STATED TASK >> Would you repeat the listing exactly but omit every picture?
--- Start ---
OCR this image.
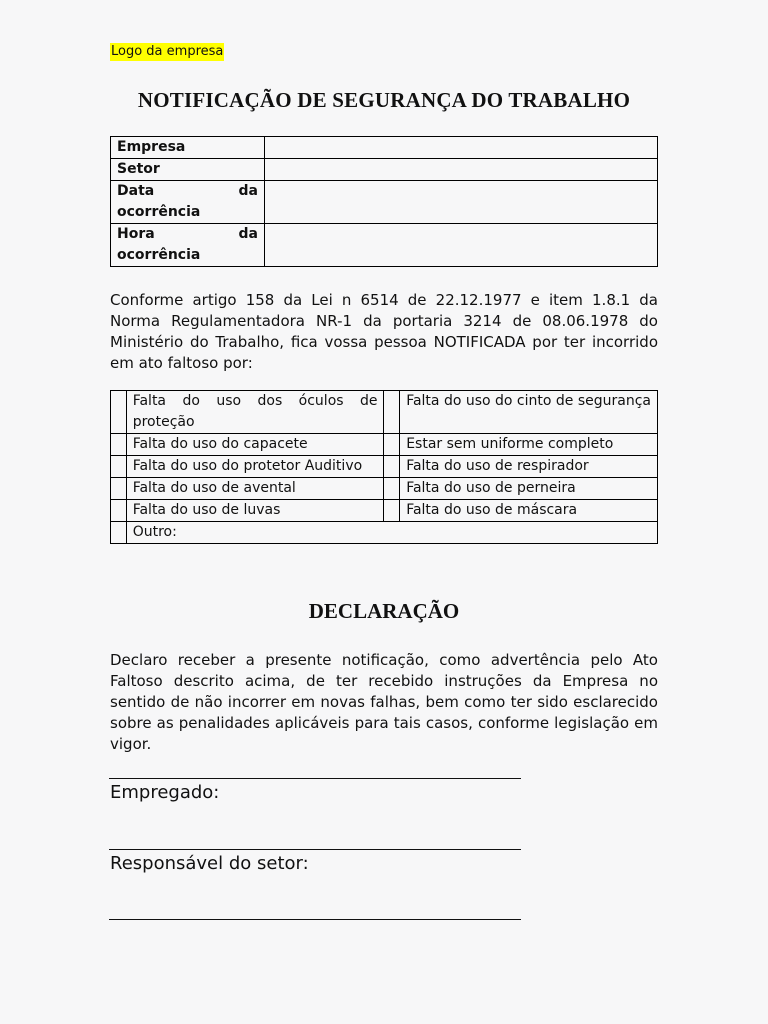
Logo da empresa
NOTIFICAÇÃO DE SEGURANÇA DO TRABALHO
Empresa	
Setor	

Data da
ocorrência	

Hora da
ocorrência	

Conforme artigo 158 da Lei n 6514 de 22.12.1977 e item 1.8.1 da Norma Regulamentadora NR-1 da portaria 3214 de 08.06.1978 do Ministério do Trabalho, fica vossa pessoa NOTIFICADA por ter incorrido em ato faltoso por:
	Falta do uso dos óculos de proteção		Falta do uso do cinto de segurança
	Falta do uso do capacete		Estar sem uniforme completo
	Falta do uso do protetor Auditivo		Falta do uso de respirador
	Falta do uso de avental		Falta do uso de perneira
	Falta do uso de luvas		Falta do uso de máscara
	Outro:		
DECLARAÇÃO
Declaro receber a presente notificação, como advertência pelo Ato Faltoso descrito acima, de ter recebido instruções da Empresa no sentido de não incorrer em novas falhas, bem como ter sido esclarecido sobre as penalidades aplicáveis para tais casos, conforme legislação em vigor.
Empregado:
Responsável do setor:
--- End ---
TASK RESULT >>
OCR this image.
Logo da empresa
NOTIFICAÇÃO DE SEGURANÇA DO TRABALHO
Empresa	
Setor	

Data da
ocorrência	

Hora da
ocorrência	

Conforme artigo 158 da Lei n 6514 de 22.12.1977 e item 1.8.1 da Norma Regulamentadora NR-1 da portaria 3214 de 08.06.1978 do Ministério do Trabalho, fica vossa pessoa NOTIFICADA por ter incorrido em ato faltoso por:
	Falta do uso dos óculos de proteção		Falta do uso do cinto de segurança
	Falta do uso do capacete		Estar sem uniforme completo
	Falta do uso do protetor Auditivo		Falta do uso de respirador
	Falta do uso de avental		Falta do uso de perneira
	Falta do uso de luvas		Falta do uso de máscara
	Outro:		
DECLARAÇÃO
Declaro receber a presente notificação, como advertência pelo Ato Faltoso descrito acima, de ter recebido instruções da Empresa no sentido de não incorrer em novas falhas, bem como ter sido esclarecido sobre as penalidades aplicáveis para tais casos, conforme legislação em vigor.
Empregado:
Responsável do setor:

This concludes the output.